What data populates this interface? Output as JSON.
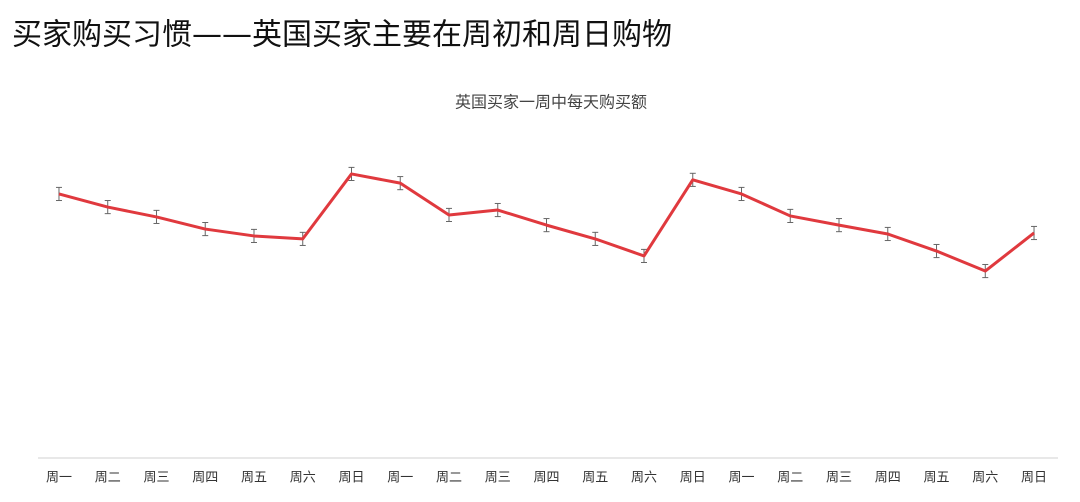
{
  "page_title": "买家购买习惯——英国买家主要在周初和周日购物",
  "chart_data": {
    "type": "line",
    "title": "英国买家一周中每天购买额",
    "categories": [
      "周一",
      "周二",
      "周三",
      "周四",
      "周五",
      "周六",
      "周日",
      "周一",
      "周二",
      "周三",
      "周四",
      "周五",
      "周六",
      "周日",
      "周一",
      "周二",
      "周三",
      "周四",
      "周五",
      "周六",
      "周日"
    ],
    "series": [
      {
        "color": "#e0393e",
        "values": [
          80.5,
          76.5,
          73.5,
          69.8,
          67.7,
          66.8,
          86.6,
          83.8,
          74.1,
          75.6,
          71.0,
          66.8,
          61.6,
          84.8,
          80.5,
          73.8,
          71.0,
          68.3,
          63.1,
          57.0,
          68.6
        ],
        "errors": [
          2,
          2,
          2,
          2,
          2,
          2,
          2,
          2,
          2,
          2,
          2,
          2,
          2,
          2,
          2,
          2,
          2,
          2,
          2,
          2,
          2
        ]
      }
    ],
    "ylim": [
      0,
      100
    ]
  }
}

Aim: Reproduce each line word for word and drop the pictures.

Answer to this problem:
What data populates this interface? Output as JSON.
{
  "page_title": "买家购买习惯——英国买家主要在周初和周日购物",
  "chart_data": {
    "type": "line",
    "title": "英国买家一周中每天购买额",
    "categories": [
      "周一",
      "周二",
      "周三",
      "周四",
      "周五",
      "周六",
      "周日",
      "周一",
      "周二",
      "周三",
      "周四",
      "周五",
      "周六",
      "周日",
      "周一",
      "周二",
      "周三",
      "周四",
      "周五",
      "周六",
      "周日"
    ],
    "series": [
      {
        "color": "#e0393e",
        "values": [
          80.5,
          76.5,
          73.5,
          69.8,
          67.7,
          66.8,
          86.6,
          83.8,
          74.1,
          75.6,
          71.0,
          66.8,
          61.6,
          84.8,
          80.5,
          73.8,
          71.0,
          68.3,
          63.1,
          57.0,
          68.6
        ],
        "errors": [
          2,
          2,
          2,
          2,
          2,
          2,
          2,
          2,
          2,
          2,
          2,
          2,
          2,
          2,
          2,
          2,
          2,
          2,
          2,
          2,
          2
        ]
      }
    ],
    "ylim": [
      0,
      100
    ]
  }
}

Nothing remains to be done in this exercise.